__Given data__
--------

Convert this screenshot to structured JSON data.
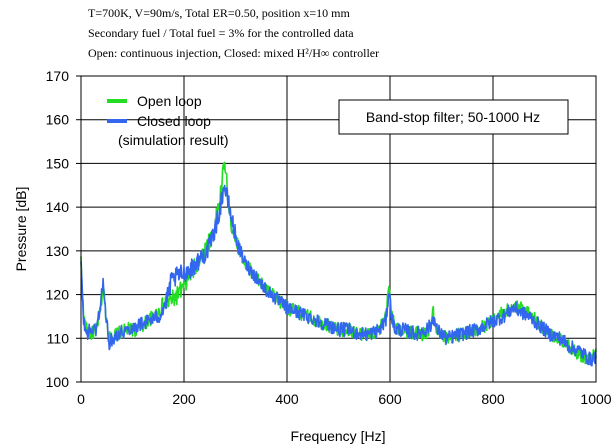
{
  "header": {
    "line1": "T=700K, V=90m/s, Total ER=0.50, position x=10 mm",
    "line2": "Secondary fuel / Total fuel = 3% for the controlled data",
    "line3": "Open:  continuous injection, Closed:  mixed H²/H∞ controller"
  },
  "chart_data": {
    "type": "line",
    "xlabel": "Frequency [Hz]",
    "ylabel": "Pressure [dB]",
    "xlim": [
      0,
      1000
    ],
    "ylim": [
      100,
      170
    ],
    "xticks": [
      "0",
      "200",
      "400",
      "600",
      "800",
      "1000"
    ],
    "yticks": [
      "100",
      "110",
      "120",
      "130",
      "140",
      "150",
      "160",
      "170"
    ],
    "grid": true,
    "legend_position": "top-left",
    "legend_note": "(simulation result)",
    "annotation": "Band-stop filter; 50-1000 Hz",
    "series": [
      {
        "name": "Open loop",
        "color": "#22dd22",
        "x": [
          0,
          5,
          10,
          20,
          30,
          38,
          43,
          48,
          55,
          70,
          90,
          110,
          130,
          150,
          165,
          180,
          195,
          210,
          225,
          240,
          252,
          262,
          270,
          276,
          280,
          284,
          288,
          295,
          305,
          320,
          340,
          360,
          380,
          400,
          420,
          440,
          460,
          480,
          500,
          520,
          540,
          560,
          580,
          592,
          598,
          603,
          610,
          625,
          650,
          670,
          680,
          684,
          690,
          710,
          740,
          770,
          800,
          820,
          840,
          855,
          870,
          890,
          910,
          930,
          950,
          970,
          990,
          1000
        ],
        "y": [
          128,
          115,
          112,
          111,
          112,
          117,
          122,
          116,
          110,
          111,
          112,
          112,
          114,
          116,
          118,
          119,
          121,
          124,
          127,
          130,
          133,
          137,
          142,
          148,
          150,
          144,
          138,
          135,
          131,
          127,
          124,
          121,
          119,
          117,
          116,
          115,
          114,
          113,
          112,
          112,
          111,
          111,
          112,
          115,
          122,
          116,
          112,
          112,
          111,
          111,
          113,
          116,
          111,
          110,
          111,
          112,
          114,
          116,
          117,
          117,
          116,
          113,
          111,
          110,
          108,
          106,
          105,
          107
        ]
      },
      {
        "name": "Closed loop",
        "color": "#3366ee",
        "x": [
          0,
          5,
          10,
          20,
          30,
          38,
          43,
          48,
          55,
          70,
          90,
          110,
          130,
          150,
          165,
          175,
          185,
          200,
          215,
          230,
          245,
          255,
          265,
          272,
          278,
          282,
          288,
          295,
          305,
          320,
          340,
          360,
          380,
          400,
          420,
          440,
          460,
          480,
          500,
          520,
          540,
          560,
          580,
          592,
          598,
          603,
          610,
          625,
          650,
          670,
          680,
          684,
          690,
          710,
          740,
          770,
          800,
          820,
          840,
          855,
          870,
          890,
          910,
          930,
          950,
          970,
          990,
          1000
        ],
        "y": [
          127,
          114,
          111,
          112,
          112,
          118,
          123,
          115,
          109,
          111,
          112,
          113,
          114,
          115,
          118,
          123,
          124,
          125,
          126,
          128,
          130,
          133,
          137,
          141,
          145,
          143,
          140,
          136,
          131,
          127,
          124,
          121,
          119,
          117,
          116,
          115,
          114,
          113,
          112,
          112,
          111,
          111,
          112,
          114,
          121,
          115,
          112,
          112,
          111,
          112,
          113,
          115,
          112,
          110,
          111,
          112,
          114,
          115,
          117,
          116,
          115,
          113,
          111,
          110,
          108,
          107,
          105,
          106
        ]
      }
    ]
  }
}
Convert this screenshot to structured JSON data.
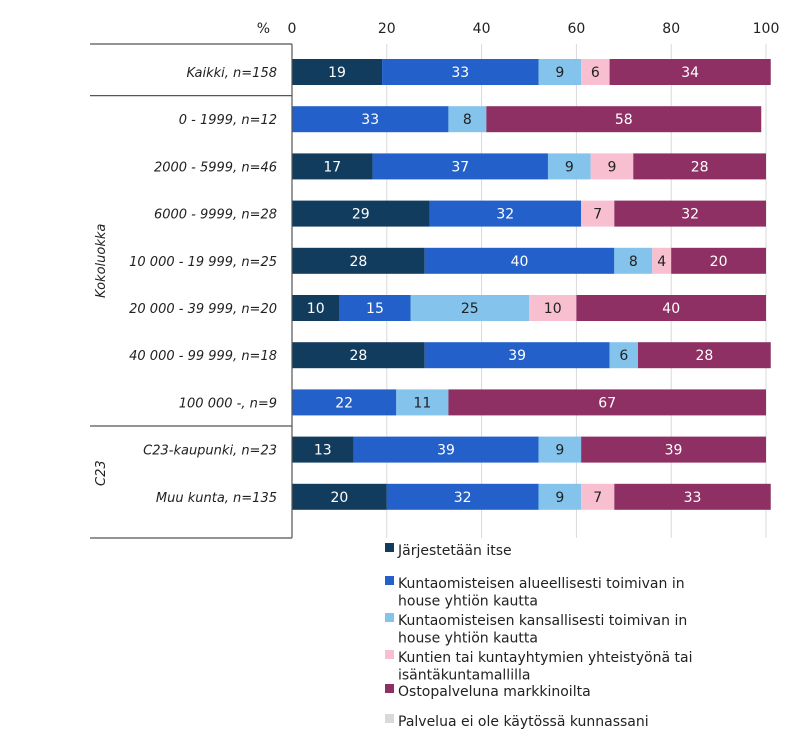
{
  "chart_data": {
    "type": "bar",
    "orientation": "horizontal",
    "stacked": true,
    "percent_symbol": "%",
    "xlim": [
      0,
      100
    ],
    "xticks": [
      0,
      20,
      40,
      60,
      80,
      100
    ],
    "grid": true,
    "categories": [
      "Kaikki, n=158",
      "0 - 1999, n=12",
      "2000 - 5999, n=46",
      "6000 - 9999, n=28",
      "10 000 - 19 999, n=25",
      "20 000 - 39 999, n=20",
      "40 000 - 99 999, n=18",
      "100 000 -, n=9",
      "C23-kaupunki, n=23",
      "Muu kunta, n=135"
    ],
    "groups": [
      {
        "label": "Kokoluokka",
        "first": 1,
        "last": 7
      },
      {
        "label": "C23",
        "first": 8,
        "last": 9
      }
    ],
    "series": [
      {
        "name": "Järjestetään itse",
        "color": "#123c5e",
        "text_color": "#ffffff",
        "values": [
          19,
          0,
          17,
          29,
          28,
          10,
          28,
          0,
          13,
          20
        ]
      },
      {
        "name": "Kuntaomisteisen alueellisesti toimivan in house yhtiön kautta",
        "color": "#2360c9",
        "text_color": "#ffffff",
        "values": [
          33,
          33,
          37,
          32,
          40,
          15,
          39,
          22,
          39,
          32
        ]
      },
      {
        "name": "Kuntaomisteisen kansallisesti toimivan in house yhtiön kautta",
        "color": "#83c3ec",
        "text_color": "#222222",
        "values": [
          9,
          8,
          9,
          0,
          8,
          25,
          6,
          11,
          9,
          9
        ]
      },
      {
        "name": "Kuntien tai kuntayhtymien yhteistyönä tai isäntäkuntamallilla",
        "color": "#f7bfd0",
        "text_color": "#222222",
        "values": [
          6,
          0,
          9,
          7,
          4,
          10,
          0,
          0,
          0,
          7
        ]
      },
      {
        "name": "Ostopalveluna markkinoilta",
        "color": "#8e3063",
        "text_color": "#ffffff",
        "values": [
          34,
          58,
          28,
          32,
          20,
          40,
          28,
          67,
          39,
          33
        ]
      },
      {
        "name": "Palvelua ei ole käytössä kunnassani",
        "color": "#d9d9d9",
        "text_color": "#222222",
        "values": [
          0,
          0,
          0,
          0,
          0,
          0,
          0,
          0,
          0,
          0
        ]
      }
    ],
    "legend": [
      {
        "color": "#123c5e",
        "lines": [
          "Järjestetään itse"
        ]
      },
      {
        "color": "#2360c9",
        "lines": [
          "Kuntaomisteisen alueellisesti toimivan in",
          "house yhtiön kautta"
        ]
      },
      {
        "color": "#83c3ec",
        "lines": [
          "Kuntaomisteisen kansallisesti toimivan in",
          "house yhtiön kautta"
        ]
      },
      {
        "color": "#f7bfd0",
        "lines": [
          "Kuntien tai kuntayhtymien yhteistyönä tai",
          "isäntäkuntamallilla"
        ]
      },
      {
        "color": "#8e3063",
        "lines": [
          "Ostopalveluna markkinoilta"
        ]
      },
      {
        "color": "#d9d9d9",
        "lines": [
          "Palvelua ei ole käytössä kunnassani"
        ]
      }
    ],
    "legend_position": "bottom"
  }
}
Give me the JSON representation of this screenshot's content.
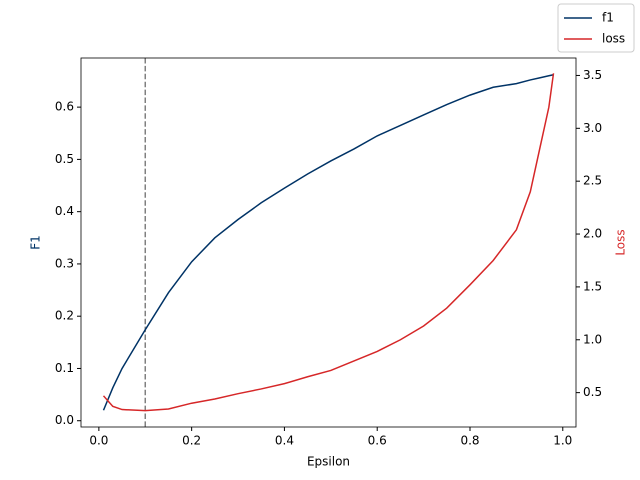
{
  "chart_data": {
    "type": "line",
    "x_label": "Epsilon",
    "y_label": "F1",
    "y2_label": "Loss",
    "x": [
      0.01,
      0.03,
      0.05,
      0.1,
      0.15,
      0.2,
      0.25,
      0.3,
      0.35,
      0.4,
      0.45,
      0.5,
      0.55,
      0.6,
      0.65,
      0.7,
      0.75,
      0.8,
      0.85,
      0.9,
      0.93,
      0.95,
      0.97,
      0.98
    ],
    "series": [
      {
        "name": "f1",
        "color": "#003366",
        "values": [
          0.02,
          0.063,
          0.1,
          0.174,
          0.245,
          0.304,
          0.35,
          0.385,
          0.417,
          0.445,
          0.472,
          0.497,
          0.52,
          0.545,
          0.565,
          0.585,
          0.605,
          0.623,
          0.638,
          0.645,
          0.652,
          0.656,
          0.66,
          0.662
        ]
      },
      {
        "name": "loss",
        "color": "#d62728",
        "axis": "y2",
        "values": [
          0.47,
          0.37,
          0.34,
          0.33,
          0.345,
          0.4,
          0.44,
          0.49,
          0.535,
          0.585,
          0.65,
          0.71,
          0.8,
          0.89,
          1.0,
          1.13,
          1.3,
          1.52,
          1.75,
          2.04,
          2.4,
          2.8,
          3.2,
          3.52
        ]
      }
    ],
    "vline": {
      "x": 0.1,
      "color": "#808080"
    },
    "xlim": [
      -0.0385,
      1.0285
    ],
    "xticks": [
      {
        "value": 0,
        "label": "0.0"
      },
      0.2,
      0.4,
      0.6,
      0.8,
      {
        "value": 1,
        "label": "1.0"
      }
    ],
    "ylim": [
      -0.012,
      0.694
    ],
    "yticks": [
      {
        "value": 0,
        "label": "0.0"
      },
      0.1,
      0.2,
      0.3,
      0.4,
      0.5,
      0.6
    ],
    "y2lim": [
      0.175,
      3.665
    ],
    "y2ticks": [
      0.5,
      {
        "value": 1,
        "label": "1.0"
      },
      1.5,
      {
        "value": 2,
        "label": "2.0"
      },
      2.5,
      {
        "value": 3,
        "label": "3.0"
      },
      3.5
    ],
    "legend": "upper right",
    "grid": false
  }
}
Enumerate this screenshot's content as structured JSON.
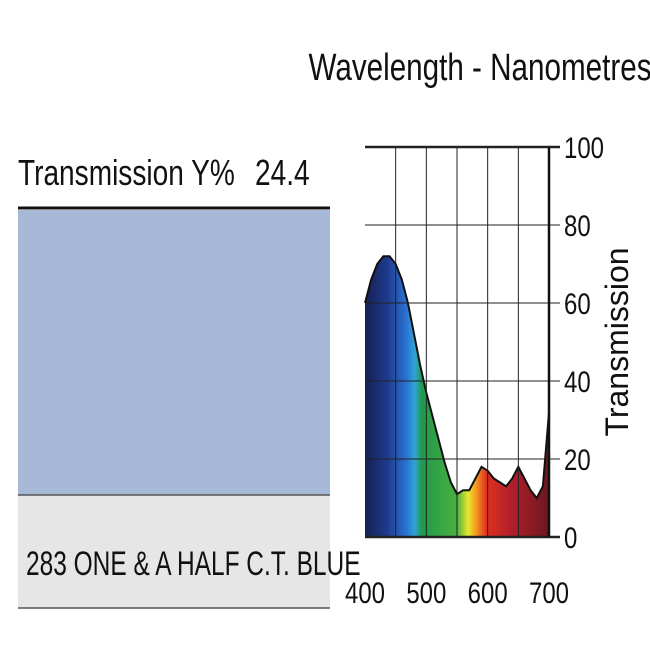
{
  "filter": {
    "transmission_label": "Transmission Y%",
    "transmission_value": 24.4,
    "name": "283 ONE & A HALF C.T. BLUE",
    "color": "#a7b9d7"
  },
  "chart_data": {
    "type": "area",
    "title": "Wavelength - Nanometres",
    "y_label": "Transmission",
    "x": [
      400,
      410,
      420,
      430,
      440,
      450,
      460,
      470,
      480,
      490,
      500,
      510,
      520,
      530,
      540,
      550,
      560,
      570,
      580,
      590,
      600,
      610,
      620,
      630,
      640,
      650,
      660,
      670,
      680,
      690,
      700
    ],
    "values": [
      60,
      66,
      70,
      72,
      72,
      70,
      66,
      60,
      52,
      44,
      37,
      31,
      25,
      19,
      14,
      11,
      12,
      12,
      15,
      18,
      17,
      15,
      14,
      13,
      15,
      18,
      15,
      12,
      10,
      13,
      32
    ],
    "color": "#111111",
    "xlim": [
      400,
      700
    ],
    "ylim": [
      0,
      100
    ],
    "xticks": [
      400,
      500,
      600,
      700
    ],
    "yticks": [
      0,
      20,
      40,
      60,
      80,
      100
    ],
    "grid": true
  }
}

--------

Gather each line in the data that holds the string "käytössä".

__Task answer__
        "name": "Palvelua ei ole käytössä kunnassani",
          "Palvelua ei ole käytössä kunnassani"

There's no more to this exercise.